Identify the lines that contain the string "JSON" and copy all of them.
##########
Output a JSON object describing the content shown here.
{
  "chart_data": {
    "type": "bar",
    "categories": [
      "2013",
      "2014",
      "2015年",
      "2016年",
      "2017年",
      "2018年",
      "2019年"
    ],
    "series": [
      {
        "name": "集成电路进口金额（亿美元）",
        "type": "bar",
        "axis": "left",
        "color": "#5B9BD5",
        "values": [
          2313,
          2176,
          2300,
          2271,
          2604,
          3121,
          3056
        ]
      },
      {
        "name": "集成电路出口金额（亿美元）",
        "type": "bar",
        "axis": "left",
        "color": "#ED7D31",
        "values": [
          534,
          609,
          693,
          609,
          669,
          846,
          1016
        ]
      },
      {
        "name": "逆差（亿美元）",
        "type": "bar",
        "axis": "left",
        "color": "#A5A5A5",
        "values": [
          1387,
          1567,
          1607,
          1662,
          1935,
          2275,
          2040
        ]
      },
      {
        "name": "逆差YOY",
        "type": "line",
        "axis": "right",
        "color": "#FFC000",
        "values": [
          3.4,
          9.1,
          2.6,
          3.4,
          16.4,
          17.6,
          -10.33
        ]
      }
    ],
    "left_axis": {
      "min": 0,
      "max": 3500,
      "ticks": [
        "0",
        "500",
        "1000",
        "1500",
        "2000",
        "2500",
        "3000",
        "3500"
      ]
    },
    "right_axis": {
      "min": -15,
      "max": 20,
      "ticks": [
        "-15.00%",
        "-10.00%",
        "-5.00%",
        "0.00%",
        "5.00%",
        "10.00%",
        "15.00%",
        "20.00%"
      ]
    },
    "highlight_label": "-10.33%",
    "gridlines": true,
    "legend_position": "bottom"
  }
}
##########
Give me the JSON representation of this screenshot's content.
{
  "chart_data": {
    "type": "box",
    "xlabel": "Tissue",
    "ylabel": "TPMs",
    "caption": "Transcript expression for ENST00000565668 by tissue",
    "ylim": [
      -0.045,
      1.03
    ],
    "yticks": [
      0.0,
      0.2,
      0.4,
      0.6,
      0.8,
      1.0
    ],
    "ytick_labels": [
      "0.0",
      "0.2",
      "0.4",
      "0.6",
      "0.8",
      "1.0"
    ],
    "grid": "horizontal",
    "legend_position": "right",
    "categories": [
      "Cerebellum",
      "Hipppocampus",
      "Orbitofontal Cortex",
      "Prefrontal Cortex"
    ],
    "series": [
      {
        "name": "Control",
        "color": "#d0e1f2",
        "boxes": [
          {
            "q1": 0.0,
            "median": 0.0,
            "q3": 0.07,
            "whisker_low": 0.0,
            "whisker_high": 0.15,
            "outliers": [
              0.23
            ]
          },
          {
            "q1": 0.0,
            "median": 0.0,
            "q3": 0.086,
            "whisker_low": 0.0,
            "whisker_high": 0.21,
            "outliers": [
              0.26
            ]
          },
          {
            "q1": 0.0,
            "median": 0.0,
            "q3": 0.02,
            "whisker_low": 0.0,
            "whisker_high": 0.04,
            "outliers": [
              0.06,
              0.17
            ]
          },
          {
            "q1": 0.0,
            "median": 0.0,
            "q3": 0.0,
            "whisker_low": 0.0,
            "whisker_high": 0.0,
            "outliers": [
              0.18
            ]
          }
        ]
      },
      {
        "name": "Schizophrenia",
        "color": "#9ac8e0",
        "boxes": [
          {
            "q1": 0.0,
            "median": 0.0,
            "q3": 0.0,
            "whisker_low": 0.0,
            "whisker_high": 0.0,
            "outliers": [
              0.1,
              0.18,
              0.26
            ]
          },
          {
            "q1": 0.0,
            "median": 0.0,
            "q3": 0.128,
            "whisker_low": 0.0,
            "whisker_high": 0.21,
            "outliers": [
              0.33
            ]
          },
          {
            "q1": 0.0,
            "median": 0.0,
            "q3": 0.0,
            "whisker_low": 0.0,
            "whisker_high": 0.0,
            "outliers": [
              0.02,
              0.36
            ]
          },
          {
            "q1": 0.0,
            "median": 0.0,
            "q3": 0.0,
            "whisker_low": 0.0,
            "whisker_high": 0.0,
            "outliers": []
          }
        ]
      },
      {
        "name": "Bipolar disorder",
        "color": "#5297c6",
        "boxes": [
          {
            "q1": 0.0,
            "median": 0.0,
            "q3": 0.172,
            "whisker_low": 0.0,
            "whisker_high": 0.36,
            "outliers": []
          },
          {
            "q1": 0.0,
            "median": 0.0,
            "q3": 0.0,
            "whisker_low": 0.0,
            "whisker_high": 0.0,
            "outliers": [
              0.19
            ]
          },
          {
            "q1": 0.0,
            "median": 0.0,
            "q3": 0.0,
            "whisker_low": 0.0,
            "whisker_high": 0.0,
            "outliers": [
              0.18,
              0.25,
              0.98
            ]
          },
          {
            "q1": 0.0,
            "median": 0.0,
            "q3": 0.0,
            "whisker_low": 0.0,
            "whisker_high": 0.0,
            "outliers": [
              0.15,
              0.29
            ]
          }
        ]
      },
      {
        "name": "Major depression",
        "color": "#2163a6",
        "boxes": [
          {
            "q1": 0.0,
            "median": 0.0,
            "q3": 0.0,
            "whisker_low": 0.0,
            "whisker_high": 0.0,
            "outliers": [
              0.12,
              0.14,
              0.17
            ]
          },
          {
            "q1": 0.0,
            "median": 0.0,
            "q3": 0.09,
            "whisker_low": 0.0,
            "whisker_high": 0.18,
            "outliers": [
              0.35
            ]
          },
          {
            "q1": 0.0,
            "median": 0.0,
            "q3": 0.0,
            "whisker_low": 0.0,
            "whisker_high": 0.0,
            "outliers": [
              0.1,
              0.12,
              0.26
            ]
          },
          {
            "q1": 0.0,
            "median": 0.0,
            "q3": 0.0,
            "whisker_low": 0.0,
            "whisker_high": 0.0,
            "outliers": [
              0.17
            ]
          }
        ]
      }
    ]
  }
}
##########
● **Written solution**:
Output a JSON object describing the content shown here.
Give me the JSON representation of this screenshot's content.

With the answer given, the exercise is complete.